WHAT TO WORK ON :: Restate the material word for word and leave out anything that is a picture.

DATA SUPPLIED ::
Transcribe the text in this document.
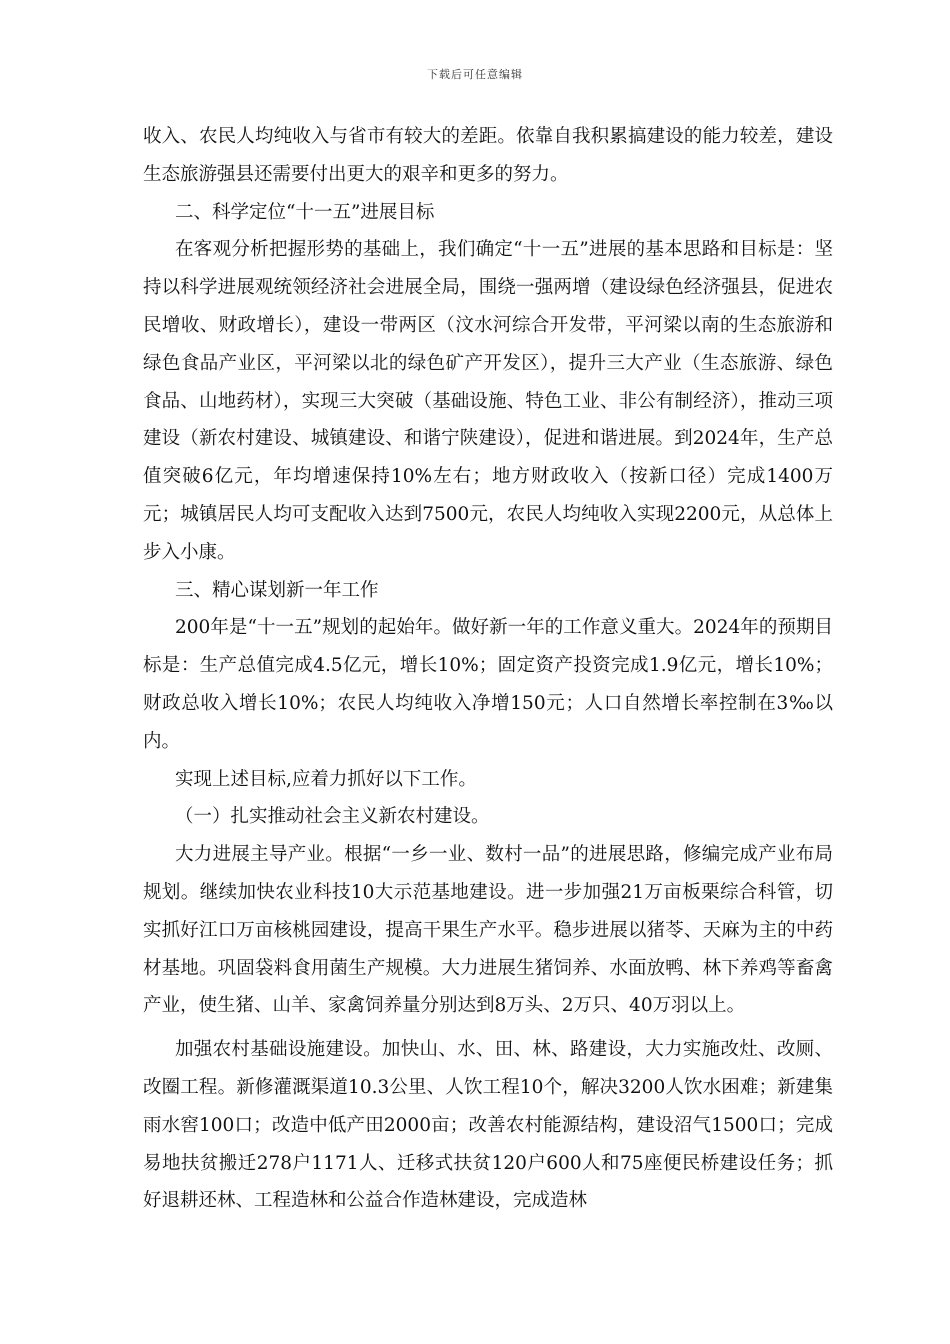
下载后可任意编辑

收入、农民人均纯收入与省市有较大的差距。依靠自我积累搞建设的能力较差，建设生态旅游强县还需要付出更大的艰辛和更多的努力。

二、科学定位“十一五”进展目标

在客观分析把握形势的基础上，我们确定“十一五”进展的基本思路和目标是：坚持以科学进展观统领经济社会进展全局，围绕一强两增（建设绿色经济强县，促进农民增收、财政增长），建设一带两区（汶水河综合开发带，平河梁以南的生态旅游和绿色食品产业区，平河梁以北的绿色矿产开发区），提升三大产业（生态旅游、绿色食品、山地药材），实现三大突破（基础设施、特色工业、非公有制经济），推动三项建设（新农村建设、城镇建设、和谐宁陕建设），促进和谐进展。到2024年，生产总值突破6亿元，年均增速保持10%左右；地方财政收入（按新口径）完成1400万元；城镇居民人均可支配收入达到7500元，农民人均纯收入实现2200元，从总体上步入小康。

三、精心谋划新一年工作

200年是“十一五”规划的起始年。做好新一年的工作意义重大。2024年的预期目标是：生产总值完成4.5亿元，增长10%；固定资产投资完成1.9亿元，增长10%；财政总收入增长10%；农民人均纯收入净增150元；人口自然增长率控制在3‰以内。

实现上述目标,应着力抓好以下工作。

（一）扎实推动社会主义新农村建设。

大力进展主导产业。根据“一乡一业、数村一品”的进展思路，修编完成产业布局规划。继续加快农业科技10大示范基地建设。进一步加强21万亩板栗综合科管，切实抓好江口万亩核桃园建设，提高干果生产水平。稳步进展以猪苓、天麻为主的中药材基地。巩固袋料食用菌生产规模。大力进展生猪饲养、水面放鸭、林下养鸡等畜禽产业，使生猪、山羊、家禽饲养量分别达到8万头、2万只、40万羽以上。

加强农村基础设施建设。加快山、水、田、林、路建设，大力实施改灶、改厕、改圈工程。新修灌溉渠道10.3公里、人饮工程10个，解决3200人饮水困难；新建集雨水窖100口；改造中低产田2000亩；改善农村能源结构，建设沼气1500口；完成易地扶贫搬迁278户1171人、迁移式扶贫120户600人和75座便民桥建设任务；抓好退耕还林、工程造林和公益合作造林建设，完成造林
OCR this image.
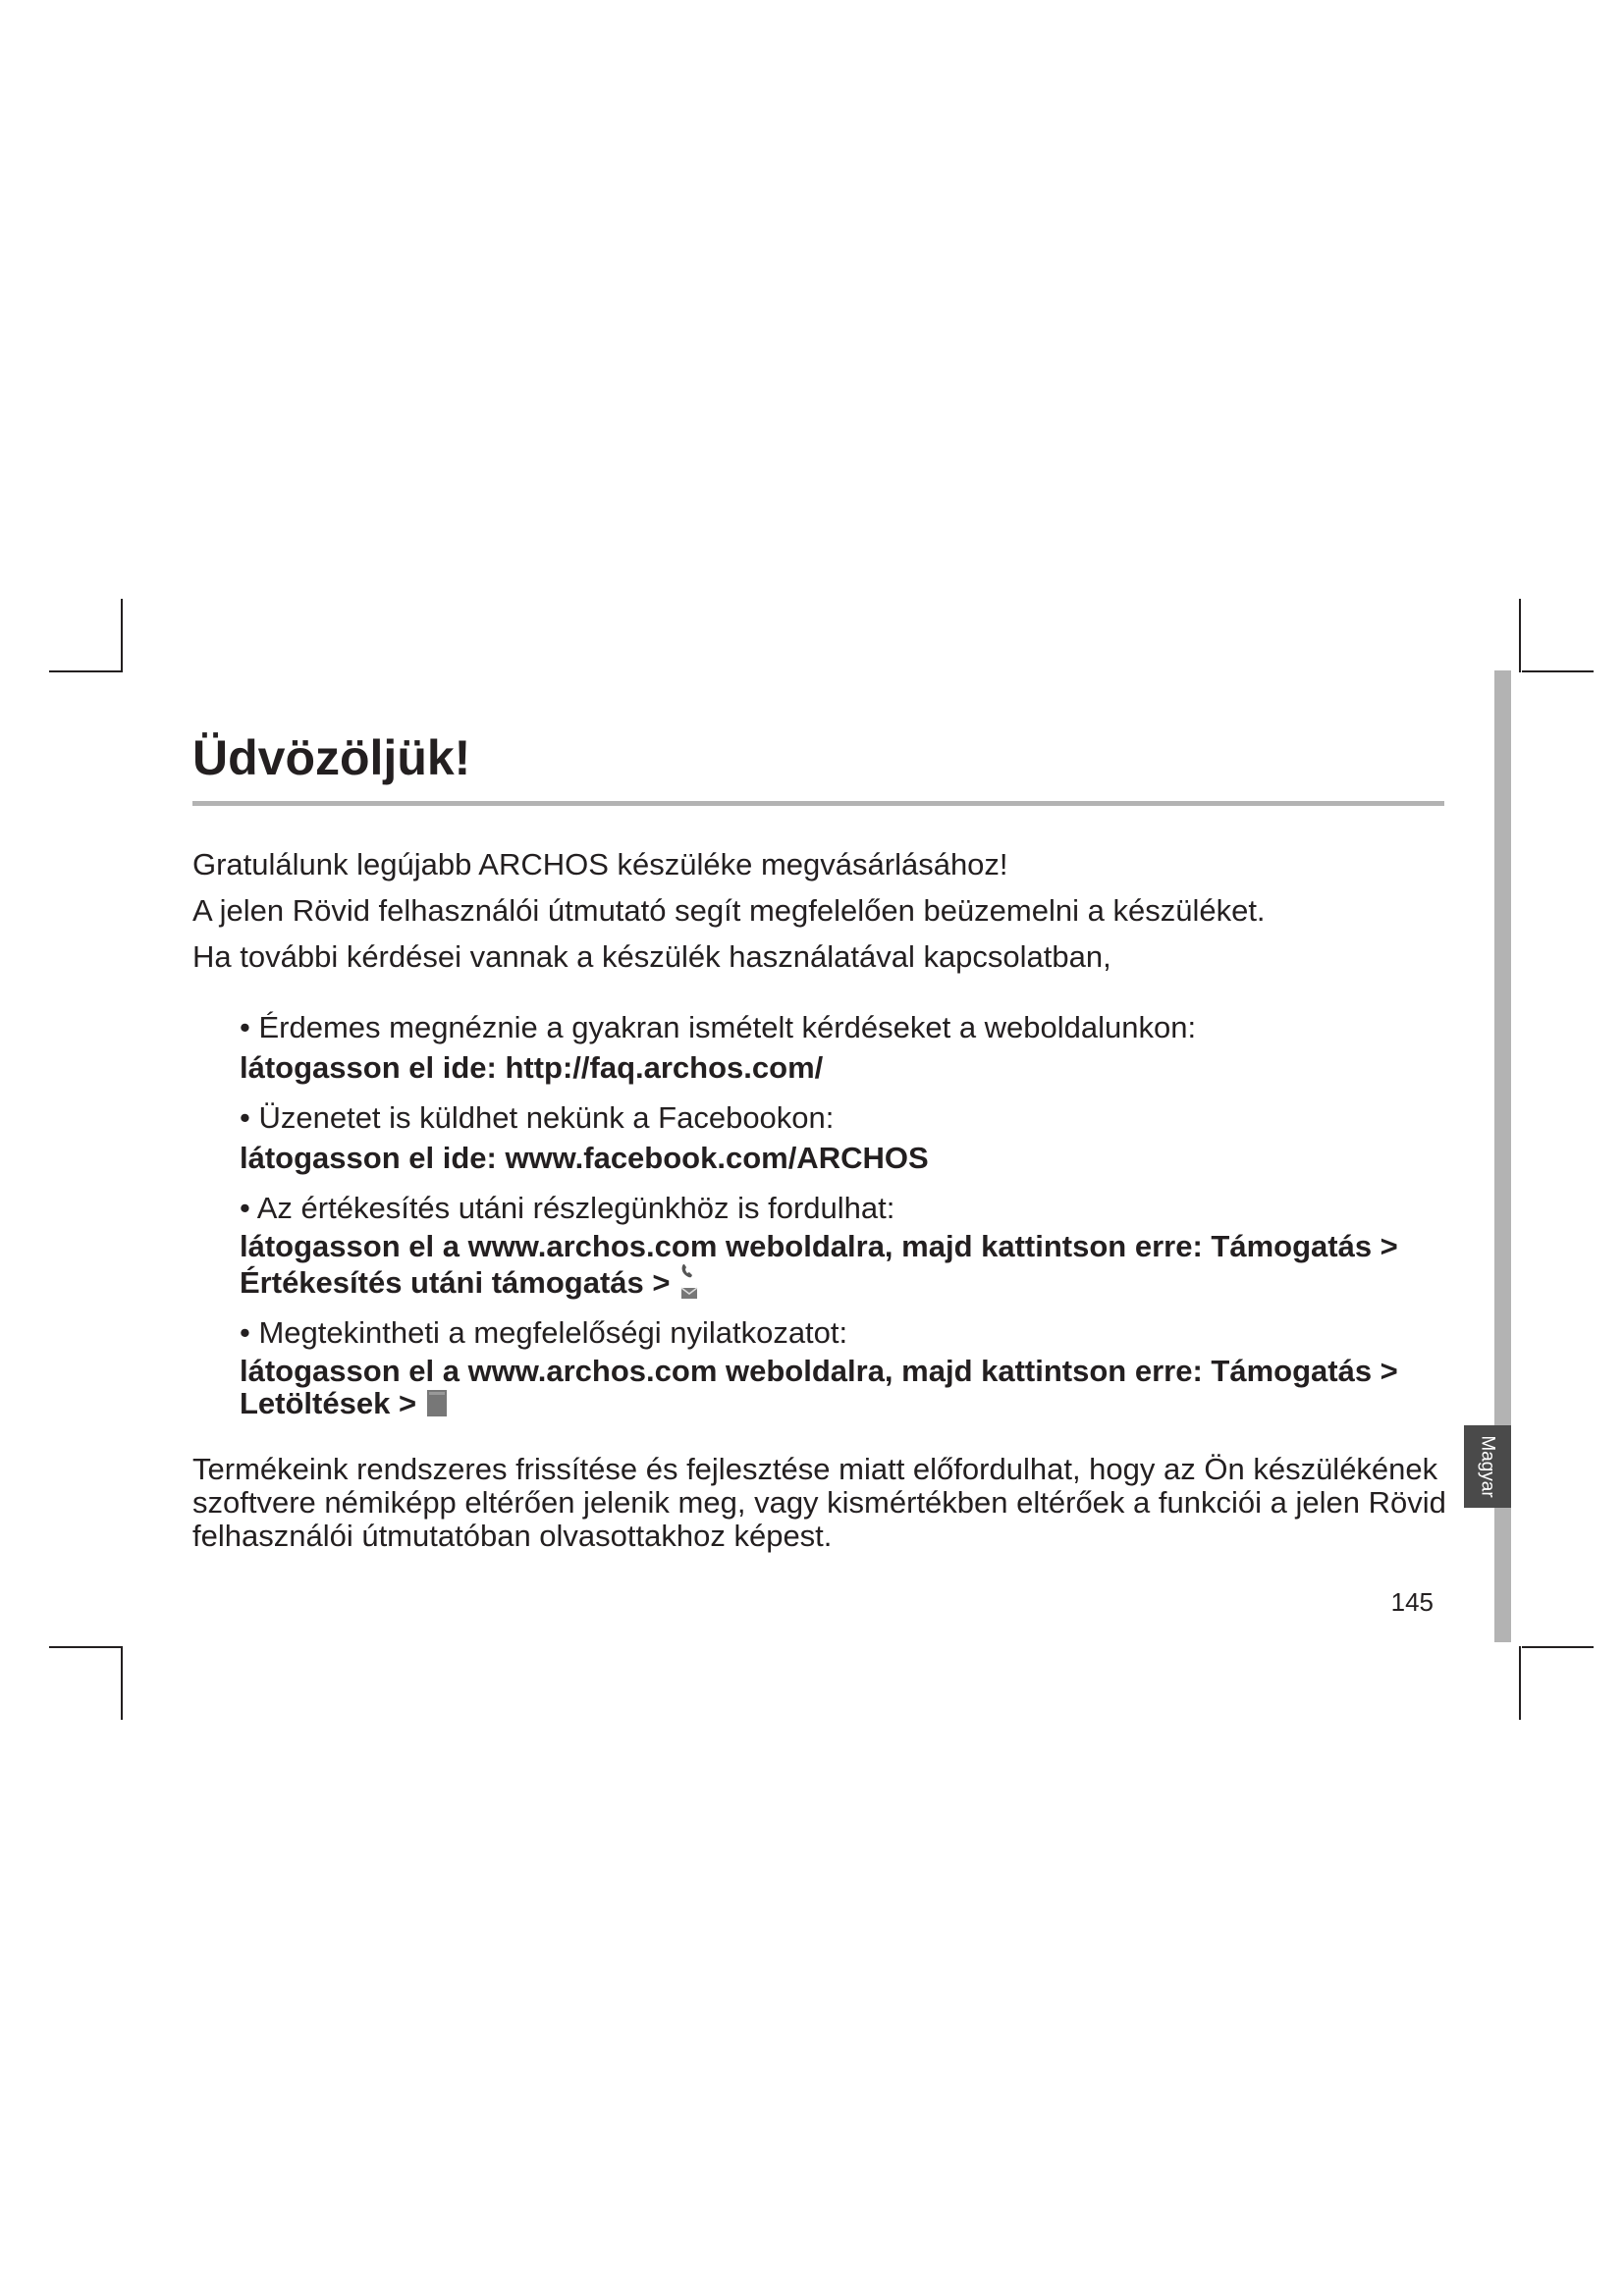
Magyar
Üdvözöljük!

Gratulálunk legújabb ARCHOS készüléke megvásárlásához!

A jelen Rövid felhasználói útmutató segít megfelelően beüzemelni a készüléket.

Ha további kérdései vannak a készülék használatával kapcsolatban,

• Érdemes megnéznie a gyakran ismételt kérdéseket a weboldalunkon:

látogasson el ide: http://faq.archos.com/

• Üzenetet is küldhet nekünk a Facebookon:

látogasson el ide: www.facebook.com/ARCHOS

• Az értékesítés utáni részlegünkhöz is fordulhat:

látogasson el a www.archos.com weboldalra, majd kattintson erre: Támogatás > Értékesítés utáni támogatás >

• Megtekintheti a megfelelőségi nyilatkozatot:

látogasson el a www.archos.com weboldalra, majd kattintson erre: Támogatás > Letöltések >

Termékeink rendszeres frissítése és fejlesztése miatt előfordulhat, hogy az Ön készülékének szoftvere némiképp eltérően jelenik meg, vagy kismértékben eltérőek a funkciói a jelen Rövid felhasználói útmutatóban olvasottakhoz képest.

145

EXERCISE RESULT ::
Transcribe the text in this document.
下载后可任意编辑

收入、农民人均纯收入与省市有较大的差距。依靠自我积累搞建设的能力较差，建设生态旅游强县还需要付出更大的艰辛和更多的努力。

二、科学定位“十一五”进展目标

在客观分析把握形势的基础上，我们确定“十一五”进展的基本思路和目标是：坚持以科学进展观统领经济社会进展全局，围绕一强两增（建设绿色经济强县，促进农民增收、财政增长），建设一带两区（汶水河综合开发带，平河梁以南的生态旅游和绿色食品产业区，平河梁以北的绿色矿产开发区），提升三大产业（生态旅游、绿色食品、山地药材），实现三大突破（基础设施、特色工业、非公有制经济），推动三项建设（新农村建设、城镇建设、和谐宁陕建设），促进和谐进展。到2024年，生产总值突破6亿元，年均增速保持10%左右；地方财政收入（按新口径）完成1400万元；城镇居民人均可支配收入达到7500元，农民人均纯收入实现2200元，从总体上步入小康。

三、精心谋划新一年工作

200年是“十一五”规划的起始年。做好新一年的工作意义重大。2024年的预期目标是：生产总值完成4.5亿元，增长10%；固定资产投资完成1.9亿元，增长10%；财政总收入增长10%；农民人均纯收入净增150元；人口自然增长率控制在3‰以内。

实现上述目标,应着力抓好以下工作。

（一）扎实推动社会主义新农村建设。

大力进展主导产业。根据“一乡一业、数村一品”的进展思路，修编完成产业布局规划。继续加快农业科技10大示范基地建设。进一步加强21万亩板栗综合科管，切实抓好江口万亩核桃园建设，提高干果生产水平。稳步进展以猪苓、天麻为主的中药材基地。巩固袋料食用菌生产规模。大力进展生猪饲养、水面放鸭、林下养鸡等畜禽产业，使生猪、山羊、家禽饲养量分别达到8万头、2万只、40万羽以上。

加强农村基础设施建设。加快山、水、田、林、路建设，大力实施改灶、改厕、改圈工程。新修灌溉渠道10.3公里、人饮工程10个，解决3200人饮水困难；新建集雨水窖100口；改造中低产田2000亩；改善农村能源结构，建设沼气1500口；完成易地扶贫搬迁278户1171人、迁移式扶贫120户600人和75座便民桥建设任务；抓好退耕还林、工程造林和公益合作造林建设，完成造林
OCR this image.
Magyar
Üdvözöljük!

Gratulálunk legújabb ARCHOS készüléke megvásárlásához!

A jelen Rövid felhasználói útmutató segít megfelelően beüzemelni a készüléket.

Ha további kérdései vannak a készülék használatával kapcsolatban,

• Érdemes megnéznie a gyakran ismételt kérdéseket a weboldalunkon:

látogasson el ide: http://faq.archos.com/

• Üzenetet is küldhet nekünk a Facebookon:

látogasson el ide: www.facebook.com/ARCHOS

• Az értékesítés utáni részlegünkhöz is fordulhat:

látogasson el a www.archos.com weboldalra, majd kattintson erre: Támogatás > Értékesítés utáni támogatás >

• Megtekintheti a megfelelőségi nyilatkozatot:

látogasson el a www.archos.com weboldalra, majd kattintson erre: Támogatás > Letöltések >

Termékeink rendszeres frissítése és fejlesztése miatt előfordulhat, hogy az Ön készülékének szoftvere némiképp eltérően jelenik meg, vagy kismértékben eltérőek a funkciói a jelen Rövid felhasználói útmutatóban olvasottakhoz képest.

145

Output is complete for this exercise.